Work to do
Pictures in the records should not be copied, but every other part must be repeated exactly.
+-------+
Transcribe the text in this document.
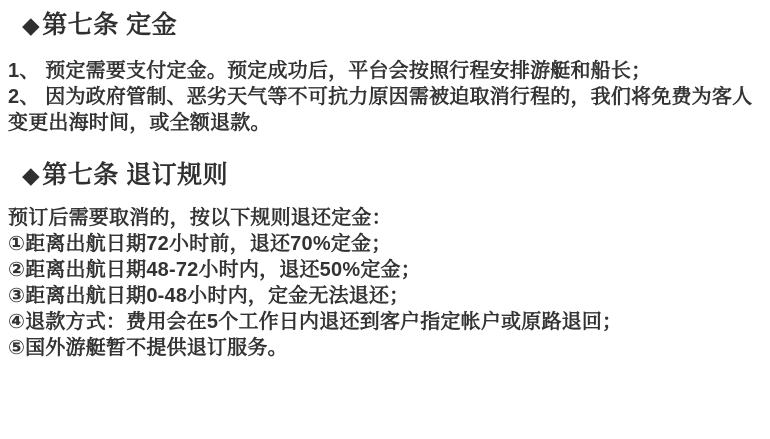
◆ 第七条 定金

1、 预定需要支付定金。预定成功后，平台会按照行程安排游艇和船长；

2、 因为政府管制、恶劣天气等不可抗力原因需被迫取消行程的，我们将免费为客人变更出海时间，或全额退款。

◆ 第七条 退订规则

预订后需要取消的，按以下规则退还定金：

①距离出航日期72小时前，退还70%定金；

②距离出航日期48-72小时内，退还50%定金；

③距离出航日期0-48小时内，定金无法退还；

④退款方式：费用会在5个工作日内退还到客户指定帐户或原路退回；

⑤国外游艇暂不提供退订服务。
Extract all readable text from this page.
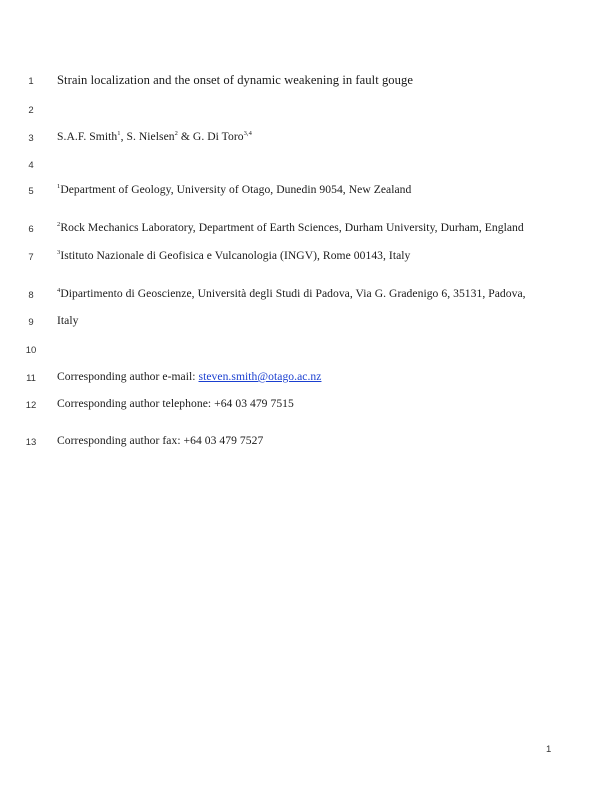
1	Strain localization and the onset of dynamic weakening in fault gouge
2
3	S.A.F. Smith$^1$, S. Nielsen$^2$ & G. Di Toro$^{3,4}$
4
5	$^1$Department of Geology, University of Otago, Dunedin 9054, New Zealand
6	$^2$Rock Mechanics Laboratory, Department of Earth Sciences, Durham University, Durham, England
7	$^3$Istituto Nazionale di Geofisica e Vulcanologia (INGV), Rome 00143, Italy
8	$^4$Dipartimento di Geoscienze, Università degli Studi di Padova, Via G. Gradenigo 6, 35131, Padova,
9	Italy
10
11	Corresponding author e-mail: steven.smith@otago.ac.nz
12	Corresponding author telephone: +64 03 479 7515
13	Corresponding author fax: +64 03 479 7527
1
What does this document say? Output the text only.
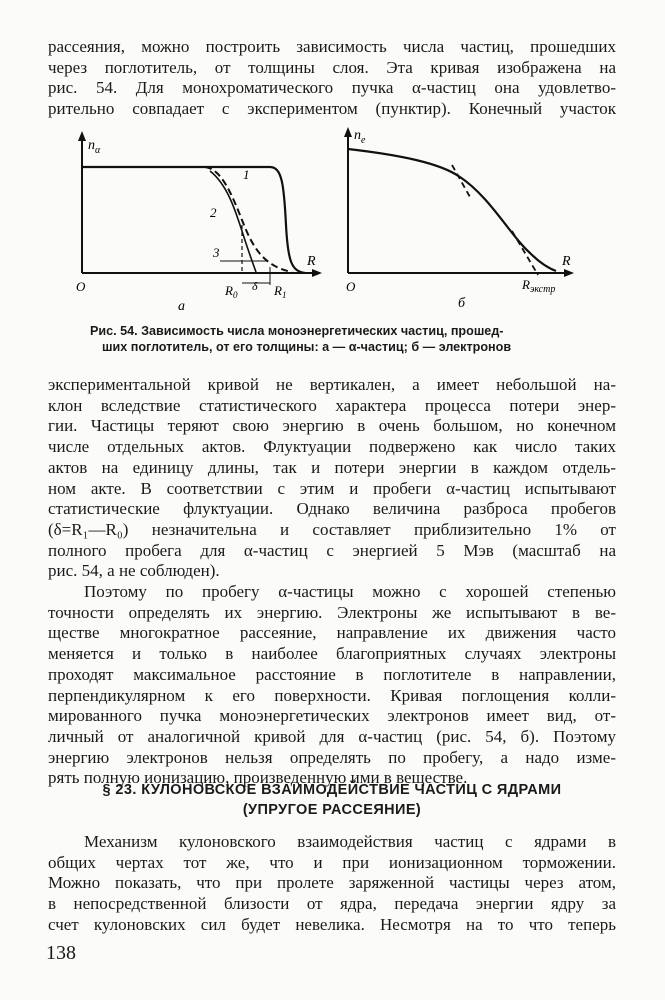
рассеяния, можно построить зависимость числа частиц, прошедших
через поглотитель, от толщины слоя. Эта кривая изображена на
рис. 54. Для монохроматического пучка α-частиц она удовлетво-
рительно совпадает с экспериментом (пунктир). Конечный участок

$n_\alpha$
R
O
1
2
3
$R_0$
δ $R_1$
а
$n_e$
R
O	$R_{экстр}$
б

Рис. 54. Зависимость числа моноэнергетических частиц, прошед-
ших поглотитель, от его толщины: а — α-частиц; б — электронов

экспериментальной кривой не вертикален, а имеет небольшой на-
клон вследствие статистического характера процесса потери энер-
гии. Частицы теряют свою энергию в очень большом, но конечном
числе отдельных актов. Флуктуации подвержено как число таких
актов на единицу длины, так и потери энергии в каждом отдель-
ном акте. В соответствии с этим и пробеги α-частиц испытывают
статистические флуктуации. Однако величина разброса пробегов
(δ=R₁—R₀) незначительна и составляет приблизительно 1% от
полного пробега для α-частиц с энергией 5 Мэв (масштаб на
рис. 54, а не соблюден).

Поэтому по пробегу α-частицы можно с хорошей степенью
точности определять их энергию. Электроны же испытывают в ве-
ществе многократное рассеяние, направление их движения часто
меняется и только в наиболее благоприятных случаях электроны
проходят максимальное расстояние в поглотителе в направлении,
перпендикулярном к его поверхности. Кривая поглощения колли-
мированного пучка моноэнергетических электронов имеет вид, от-
личный от аналогичной кривой для α-частиц (рис. 54, б). Поэтому
энергию электронов нельзя определять по пробегу, а надо изме-
рять полную ионизацию, произведенную ими в веществе.

§ 23. КУЛОНОВСКОЕ ВЗАИМОДЕЙСТВИЕ ЧАСТИЦ С ЯДРАМИ
(УПРУГОЕ РАССЕЯНИЕ)

Механизм кулоновского взаимодействия частиц с ядрами в
общих чертах тот же, что и при ионизационном торможении.
Можно показать, что при пролете заряженной частицы через атом,
в непосредственной близости от ядра, передача энергии ядру за
счет кулоновских сил будет невелика. Несмотря на то что теперь

138
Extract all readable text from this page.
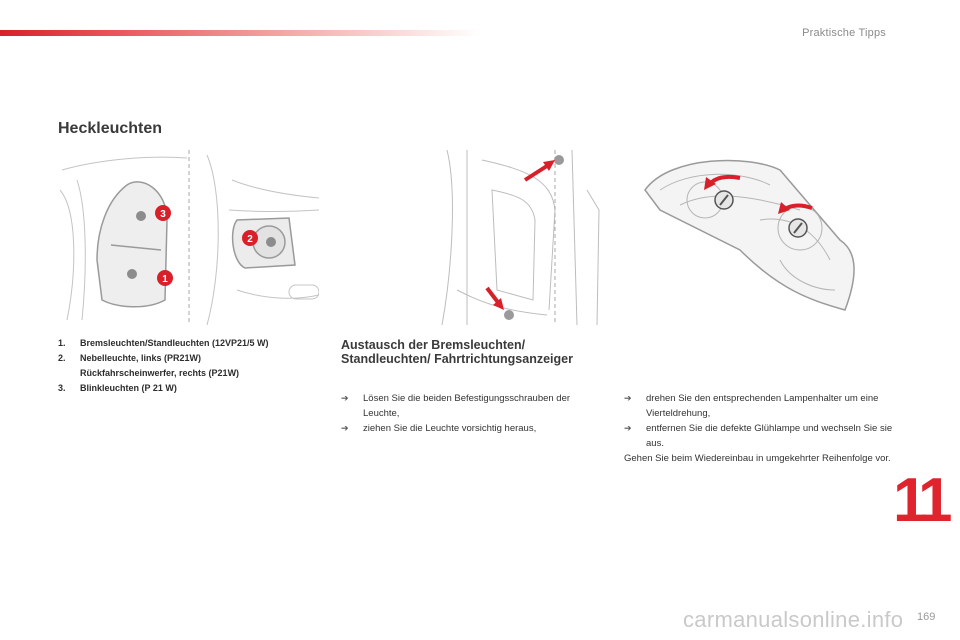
Praktische Tipps
Heckleuchten
3
2
1
1.	Bremsleuchten/Standleuchten (12VP21/5 W)
2.	Nebelleuchte, links (PR21W)
Rückfahrscheinwerfer, rechts (P21W)
3.	Blinkleuchten (P 21 W)
Austausch der Bremsleuchten/ Standleuchten/ Fahrtrichtungsanzeiger
➔	Lösen Sie die beiden Befestigungsschrauben der Leuchte,
➔	ziehen Sie die Leuchte vorsichtig heraus,
➔	drehen Sie den entsprechenden Lampenhalter um eine Vierteldrehung,
➔	entfernen Sie die defekte Glühlampe und wechseln Sie sie aus.
Gehen Sie beim Wiedereinbau in umgekehrter Reihenfolge vor.
11
carmanualsonline.info 169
+-------+
Reply
Transcribe the text in this document.
◆ 第七条 定金

1、 预定需要支付定金。预定成功后，平台会按照行程安排游艇和船长；

2、 因为政府管制、恶劣天气等不可抗力原因需被迫取消行程的，我们将免费为客人变更出海时间，或全额退款。

◆ 第七条 退订规则

预订后需要取消的，按以下规则退还定金：

①距离出航日期72小时前，退还70%定金；

②距离出航日期48-72小时内，退还50%定金；

③距离出航日期0-48小时内，定金无法退还；

④退款方式：费用会在5个工作日内退还到客户指定帐户或原路退回；

⑤国外游艇暂不提供退订服务。
Extract all readable text from this page.
1	Strain localization and the onset of dynamic weakening in fault gouge
2
3	S.A.F. Smith$^1$, S. Nielsen$^2$ & G. Di Toro$^{3,4}$
4
5	$^1$Department of Geology, University of Otago, Dunedin 9054, New Zealand
6	$^2$Rock Mechanics Laboratory, Department of Earth Sciences, Durham University, Durham, England
7	$^3$Istituto Nazionale di Geofisica e Vulcanologia (INGV), Rome 00143, Italy
8	$^4$Dipartimento di Geoscienze, Università degli Studi di Padova, Via G. Gradenigo 6, 35131, Padova,
9	Italy
10
11	Corresponding author e-mail: steven.smith@otago.ac.nz
12	Corresponding author telephone: +64 03 479 7515
13	Corresponding author fax: +64 03 479 7527
1
What does this document say? Output the text only.
рассеяния, можно построить зависимость числа частиц, прошедших
через поглотитель, от толщины слоя. Эта кривая изображена на
рис. 54. Для монохроматического пучка α-частиц она удовлетво-
рительно совпадает с экспериментом (пунктир). Конечный участок

$n_\alpha$
R
O
1
2
3
$R_0$
δ $R_1$
а
$n_e$
R
O	$R_{экстр}$
б

Рис. 54. Зависимость числа моноэнергетических частиц, прошед-
ших поглотитель, от его толщины: а — α-частиц; б — электронов

экспериментальной кривой не вертикален, а имеет небольшой на-
клон вследствие статистического характера процесса потери энер-
гии. Частицы теряют свою энергию в очень большом, но конечном
числе отдельных актов. Флуктуации подвержено как число таких
актов на единицу длины, так и потери энергии в каждом отдель-
ном акте. В соответствии с этим и пробеги α-частиц испытывают
статистические флуктуации. Однако величина разброса пробегов
(δ=R₁—R₀) незначительна и составляет приблизительно 1% от
полного пробега для α-частиц с энергией 5 Мэв (масштаб на
рис. 54, а не соблюден).

Поэтому по пробегу α-частицы можно с хорошей степенью
точности определять их энергию. Электроны же испытывают в ве-
ществе многократное рассеяние, направление их движения часто
меняется и только в наиболее благоприятных случаях электроны
проходят максимальное расстояние в поглотителе в направлении,
перпендикулярном к его поверхности. Кривая поглощения колли-
мированного пучка моноэнергетических электронов имеет вид, от-
личный от аналогичной кривой для α-частиц (рис. 54, б). Поэтому
энергию электронов нельзя определять по пробегу, а надо изме-
рять полную ионизацию, произведенную ими в веществе.

§ 23. КУЛОНОВСКОЕ ВЗАИМОДЕЙСТВИЕ ЧАСТИЦ С ЯДРАМИ
(УПРУГОЕ РАССЕЯНИЕ)

Механизм кулоновского взаимодействия частиц с ядрами в
общих чертах тот же, что и при ионизационном торможении.
Можно показать, что при пролете заряженной частицы через атом,
в непосредственной близости от ядра, передача энергии ядру за
счет кулоновских сил будет невелика. Несмотря на то что теперь

138
Extract all readable text from this page.
Praktische Tipps
Heckleuchten
3
2
1
1.	Bremsleuchten/Standleuchten (12VP21/5 W)
2.	Nebelleuchte, links (PR21W)
Rückfahrscheinwerfer, rechts (P21W)
3.	Blinkleuchten (P 21 W)
Austausch der Bremsleuchten/ Standleuchten/ Fahrtrichtungsanzeiger
➔	Lösen Sie die beiden Befestigungsschrauben der Leuchte,
➔	ziehen Sie die Leuchte vorsichtig heraus,
➔	drehen Sie den entsprechenden Lampenhalter um eine Vierteldrehung,
➔	entfernen Sie die defekte Glühlampe und wechseln Sie sie aus.
Gehen Sie beim Wiedereinbau in umgekehrter Reihenfolge vor.
11
carmanualsonline.info 169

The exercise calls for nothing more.